- [What to produce]
Copy, in full, each line of the material that holds the word "sens".
-- Begin Information provided --
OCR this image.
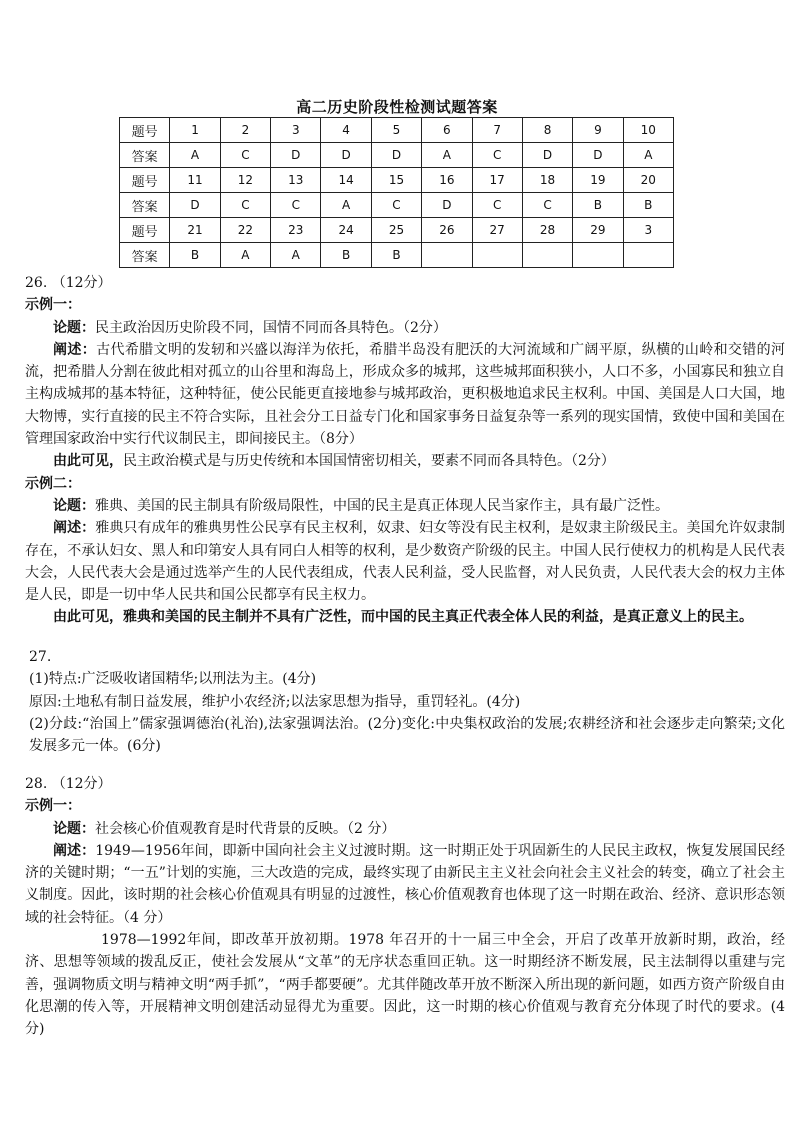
高二历史阶段性检测试题答案
题号	1	2	3	4	5	6	7	8	9	10
答案	A	C	D	D	D	A	C	D	D	A
题号	11	12	13	14	15	16	17	18	19	20
答案	D	C	C	A	C	D	C	C	B	B
题号	21	22	23	24	25	26	27	28	29	3
答案	B	A	A	B	B					

26. （12分）

示例一：

论题：民主政治因历史阶段不同，国情不同而各具特色。（2分）

阐述：古代希腊文明的发轫和兴盛以海洋为依托，希腊半岛没有肥沃的大河流域和广阔平原，纵横的山岭和交错的河流，把希腊人分割在彼此相对孤立的山谷里和海岛上，形成众多的城邦，这些城邦面积狭小，人口不多，小国寡民和独立自主构成城邦的基本特征，这种特征，使公民能更直接地参与城邦政治，更积极地追求民主权利。中国、美国是人口大国，地大物博，实行直接的民主不符合实际，且社会分工日益专门化和国家事务日益复杂等一系列的现实国情，致使中国和美国在管理国家政治中实行代议制民主，即间接民主。（8分）

由此可见，民主政治模式是与历史传统和本国国情密切相关，要素不同而各具特色。（2分）

示例二：

论题：雅典、美国的民主制具有阶级局限性，中国的民主是真正体现人民当家作主，具有最广泛性。

阐述：雅典只有成年的雅典男性公民享有民主权利，奴隶、妇女等没有民主权利，是奴隶主阶级民主。美国允许奴隶制存在，不承认妇女、黑人和印第安人具有同白人相等的权利，是少数资产阶级的民主。中国人民行使权力的机构是人民代表大会，人民代表大会是通过选举产生的人民代表组成，代表人民利益，受人民监督，对人民负责，人民代表大会的权力主体是人民，即是一切中华人民共和国公民都享有民主权力。

由此可见，雅典和美国的民主制并不具有广泛性，而中国的民主真正代表全体人民的利益，是真正意义上的民主。

27.

(1)特点:广泛吸收诸国精华;以刑法为主。(4分)

原因:土地私有制日益发展，维护小农经济;以法家思想为指导，重罚轻礼。(4分)

(2)分歧:“治国上”儒家强调德治(礼治),法家强调法治。(2分)变化:中央集权政治的发展;农耕经济和社会逐步走向繁荣;文化发展多元一体。(6分)

28. （12分）

示例一：

论题：社会核心价值观教育是时代背景的反映。（2 分）

阐述：1949—1956年间，即新中国向社会主义过渡时期。这一时期正处于巩固新生的人民民主政权，恢复发展国民经济的关键时期；“一五”计划的实施，三大改造的完成，最终实现了由新民主主义社会向社会主义社会的转变，确立了社会主义制度。因此，该时期的社会核心价值观具有明显的过渡性，核心价值观教育也体现了这一时期在政治、经济、意识形态领域的社会特征。（4 分）

1978—1992年间，即改革开放初期。1978 年召开的十一届三中全会，开启了改革开放新时期，政治，经济、思想等领域的拨乱反正，使社会发展从“文革”的无序状态重回正轨。这一时期经济不断发展，民主法制得以重建与完善，强调物质文明与精神文明“两手抓”，“两手都要硬”。尤其伴随改革开放不断深入所出现的新问题，如西方资产阶级自由化思潮的传入等，开展精神文明创建活动显得尤为重要。因此，这一时期的核心价值观与教育充分体现了时代的要求。(4分)
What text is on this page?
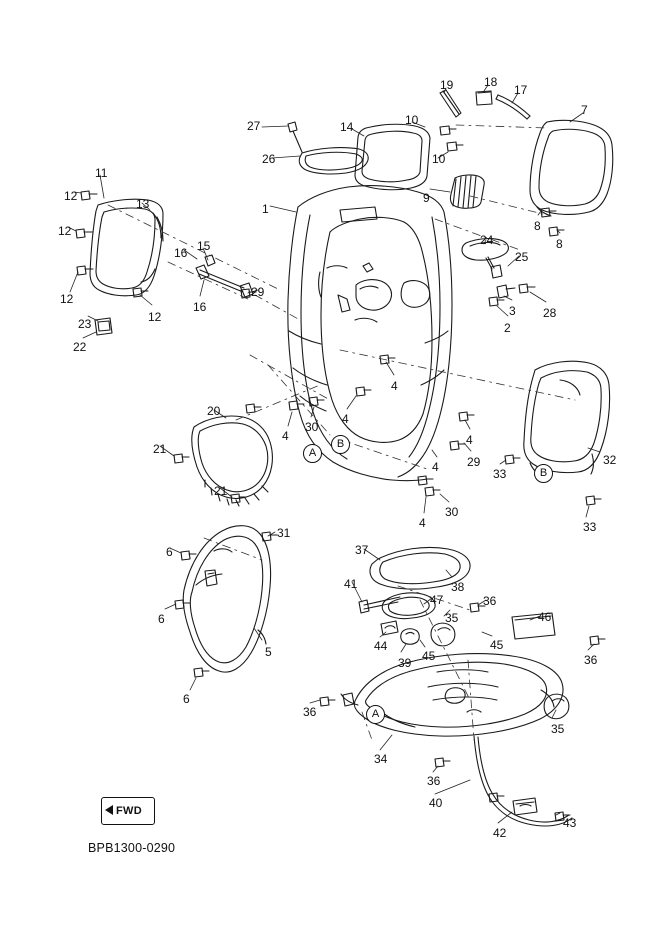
27
26
14	10
19	18
17
7
10
9
8
8
11
12
13
12
12
12
23
22
1
16 15
16
29
24
25
28
2
3
4
4
29
4
4
4
30
30
4
20
21
21
32
33
33
31
6
6
6
5
37
38
41
47
35
36
46
45
45
44
39	36
35
36
34
36
40
42
43
A
B
B
A
FWD
BPB1300-0290
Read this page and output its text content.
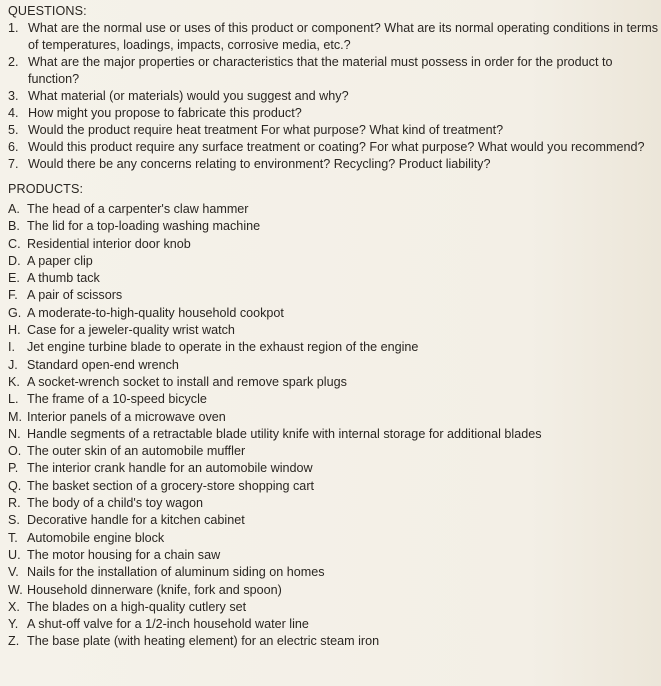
QUESTIONS:
1. What are the normal use or uses of this product or component? What are its normal operating conditions in terms of temperatures, loadings, impacts, corrosive media, etc.?
2. What are the major properties or characteristics that the material must possess in order for the product to function?
3. What material (or materials) would you suggest and why?
4. How might you propose to fabricate this product?
5. Would the product require heat treatment For what purpose? What kind of treatment?
6. Would this product require any surface treatment or coating? For what purpose? What would you recommend?
7. Would there be any concerns relating to environment? Recycling? Product liability?
PRODUCTS:
A. The head of a carpenter's claw hammer
B. The lid for a top-loading washing machine
C. Residential interior door knob
D. A paper clip
E. A thumb tack
F. A pair of scissors
G. A moderate-to-high-quality household cookpot
H. Case for a jeweler-quality wrist watch
I. Jet engine turbine blade to operate in the exhaust region of the engine
J. Standard open-end wrench
K. A socket-wrench socket to install and remove spark plugs
L. The frame of a 10-speed bicycle
M. Interior panels of a microwave oven
N. Handle segments of a retractable blade utility knife with internal storage for additional blades
O. The outer skin of an automobile muffler
P. The interior crank handle for an automobile window
Q. The basket section of a grocery-store shopping cart
R. The body of a child's toy wagon
S. Decorative handle for a kitchen cabinet
T. Automobile engine block
U. The motor housing for a chain saw
V. Nails for the installation of aluminum siding on homes
W. Household dinnerware (knife, fork and spoon)
X. The blades on a high-quality cutlery set
Y. A shut-off valve for a 1/2-inch household water line
Z. The base plate (with heating element) for an electric steam iron
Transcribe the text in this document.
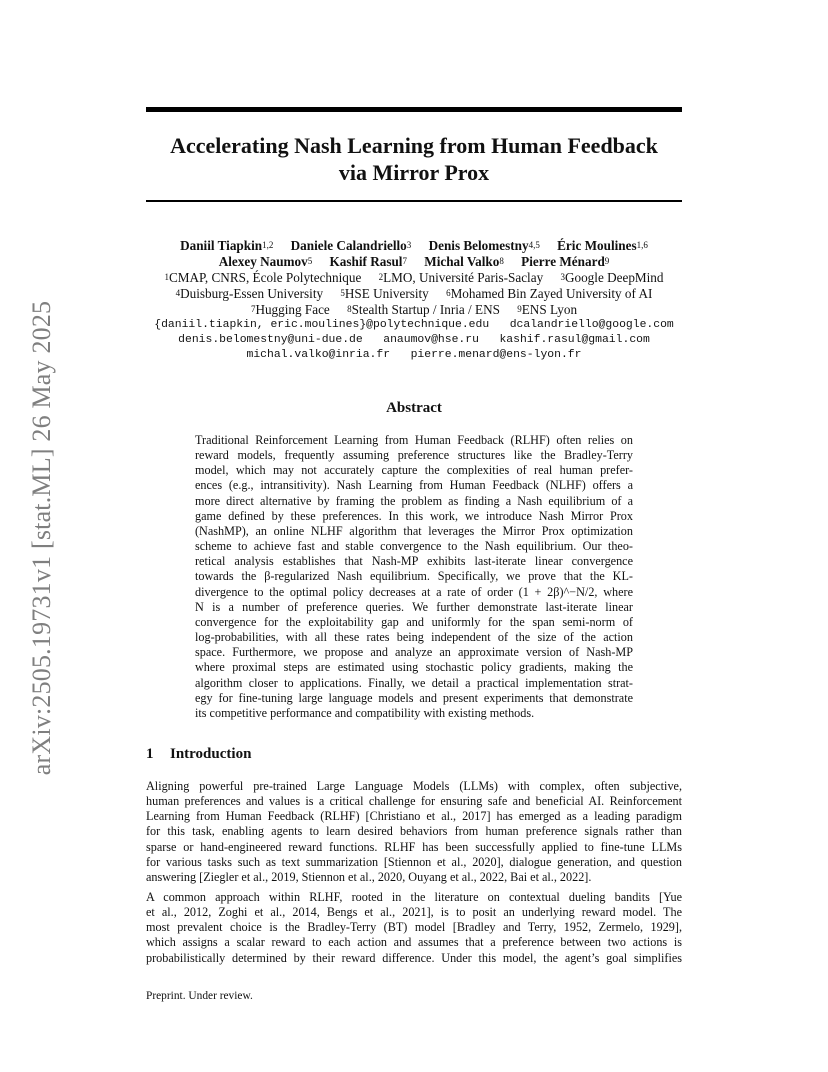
arXiv:2505.19731v1 [stat.ML] 26 May 2025
Accelerating Nash Learning from Human Feedback
via Mirror Prox
Daniil Tiapkin$^{1,2}$ Daniele Calandriello$^3$ Denis Belomestny$^{4,5}$ Éric Moulines$^{1,6}$
Alexey Naumov$^5$ Kashif Rasul$^7$ Michal Valko$^8$ Pierre Ménard$^9$
$^1$CMAP, CNRS, École Polytechnique $^2$LMO, Université Paris-Saclay $^3$Google DeepMind
$^4$Duisburg-Essen University $^5$HSE University $^6$Mohamed Bin Zayed University of AI
$^7$Hugging Face $^8$Stealth Startup / Inria / ENS $^9$ENS Lyon
{daniil.tiapkin, eric.moulines}@polytechnique.edu   dcalandriello@google.com
denis.belomestny@uni-due.de   anaumov@hse.ru   kashif.rasul@gmail.com
michal.valko@inria.fr   pierre.menard@ens-lyon.fr
Abstract
Traditional Reinforcement Learning from Human Feedback (RLHF) often relies on
reward models, frequently assuming preference structures like the Bradley-Terry
model, which may not accurately capture the complexities of real human prefer-
ences (e.g., intransitivity). Nash Learning from Human Feedback (NLHF) offers a
more direct alternative by framing the problem as finding a Nash equilibrium of a
game defined by these preferences. In this work, we introduce Nash Mirror Prox
(NashMP), an online NLHF algorithm that leverages the Mirror Prox optimization
scheme to achieve fast and stable convergence to the Nash equilibrium. Our theo-
retical analysis establishes that Nash-MP exhibits last-iterate linear convergence
towards the β-regularized Nash equilibrium. Specifically, we prove that the KL-
divergence to the optimal policy decreases at a rate of order (1 + 2β)^−N/2, where
N is a number of preference queries. We further demonstrate last-iterate linear
convergence for the exploitability gap and uniformly for the span semi-norm of
log-probabilities, with all these rates being independent of the size of the action
space. Furthermore, we propose and analyze an approximate version of Nash-MP
where proximal steps are estimated using stochastic policy gradients, making the
algorithm closer to applications. Finally, we detail a practical implementation strat-
egy for fine-tuning large language models and present experiments that demonstrate
its competitive performance and compatibility with existing methods.
1 Introduction
Aligning powerful pre-trained Large Language Models (LLMs) with complex, often subjective,
human preferences and values is a critical challenge for ensuring safe and beneficial AI. Reinforcement
Learning from Human Feedback (RLHF) [Christiano et al., 2017] has emerged as a leading paradigm
for this task, enabling agents to learn desired behaviors from human preference signals rather than
sparse or hand-engineered reward functions. RLHF has been successfully applied to fine-tune LLMs
for various tasks such as text summarization [Stiennon et al., 2020], dialogue generation, and question
answering [Ziegler et al., 2019, Stiennon et al., 2020, Ouyang et al., 2022, Bai et al., 2022].
A common approach within RLHF, rooted in the literature on contextual dueling bandits [Yue
et al., 2012, Zoghi et al., 2014, Bengs et al., 2021], is to posit an underlying reward model. The
most prevalent choice is the Bradley-Terry (BT) model [Bradley and Terry, 1952, Zermelo, 1929],
which assigns a scalar reward to each action and assumes that a preference between two actions is
probabilistically determined by their reward difference. Under this model, the agent’s goal simplifies
Preprint. Under review.
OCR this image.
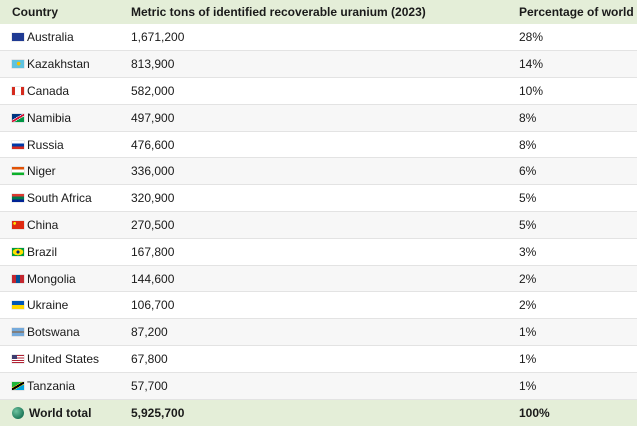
Country	Metric tons of identified recoverable uranium (2023)	Percentage of world

Australia	1,671,200	28%

Kazakhstan	813,900	14%

Canada	582,000	10%

Namibia	497,900	8%

Russia	476,600	8%

Niger	336,000	6%

South Africa	320,900	5%

China	270,500	5%

Brazil	167,800	3%

Mongolia	144,600	2%

Ukraine	106,700	2%

Botswana	87,200	1%

United States	67,800	1%

Tanzania	57,700	1%

World total	5,925,700	100%
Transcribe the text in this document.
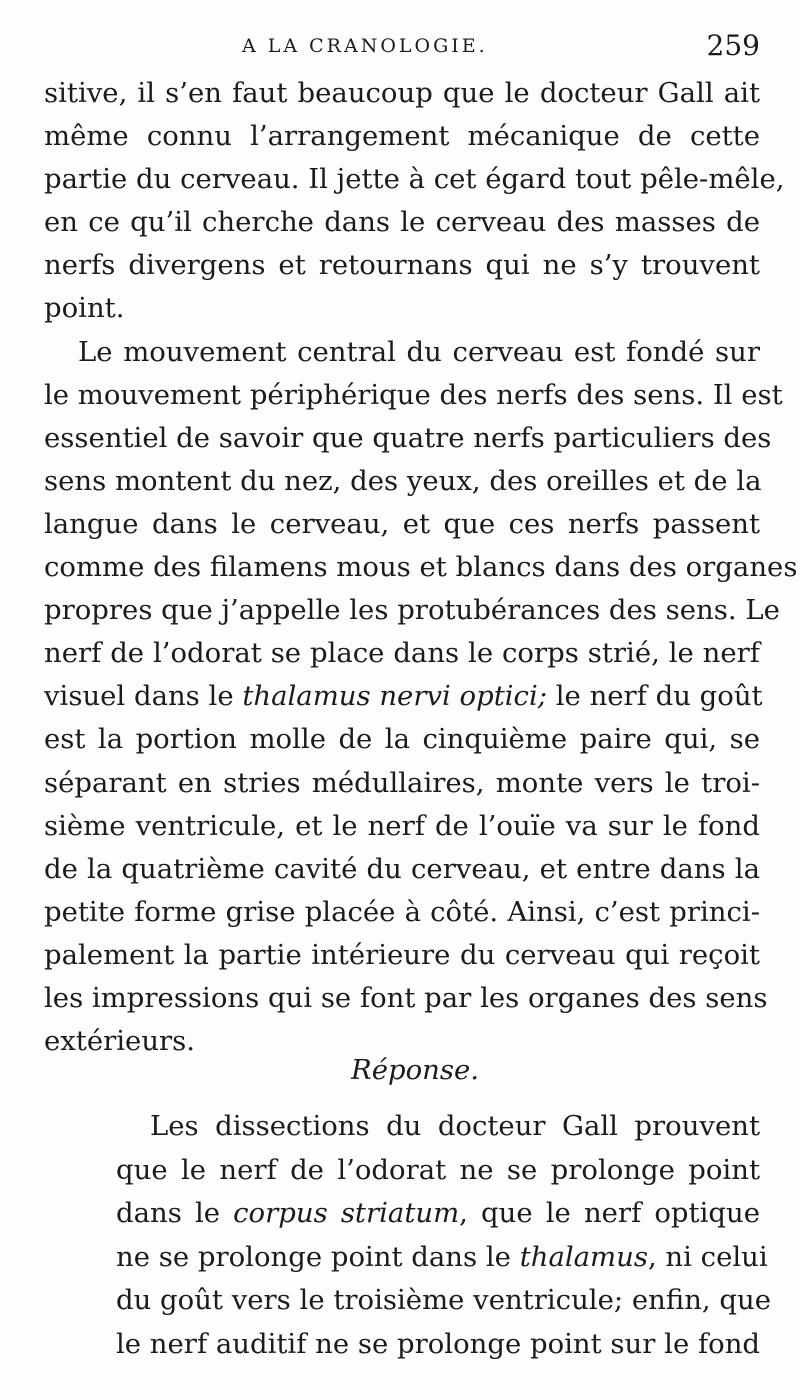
A LA CRANOLOGIE.	259
sitive, il s’en faut beaucoup que le docteur Gall ait
même connu l’arrangement mécanique de cette
partie du cerveau. Il jette à cet égard tout pêle-mêle,
en ce qu’il cherche dans le cerveau des masses de
nerfs divergens et retournans qui ne s’y trouvent
point.
Le mouvement central du cerveau est fondé sur
le mouvement périphérique des nerfs des sens. Il est
essentiel de savoir que quatre nerfs particuliers des
sens montent du nez, des yeux, des oreilles et de la
langue dans le cerveau, et que ces nerfs passent
comme des filamens mous et blancs dans des organes
propres que j’appelle les protubérances des sens. Le
nerf de l’odorat se place dans le corps strié, le nerf
visuel dans le thalamus nervi optici; le nerf du goût
est la portion molle de la cinquième paire qui, se
séparant en stries médullaires, monte vers le troi-
sième ventricule, et le nerf de l’ouïe va sur le fond
de la quatrième cavité du cerveau, et entre dans la
petite forme grise placée à côté. Ainsi, c’est princi-
palement la partie intérieure du cerveau qui reçoit
les impressions qui se font par les organes des sens
extérieurs.
Réponse.
Les dissections du docteur Gall prouvent
que le nerf de l’odorat ne se prolonge point
dans le corpus striatum, que le nerf optique
ne se prolonge point dans le thalamus, ni celui
du goût vers le troisième ventricule; enfin, que
le nerf auditif ne se prolonge point sur le fond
-- End Information provided --
- [Answer below]
le mouvement périphérique des nerfs des sens. Il est
sens montent du nez, des yeux, des oreilles et de la
propres que j’appelle les protubérances des sens. Le
les impressions qui se font par les organes des sens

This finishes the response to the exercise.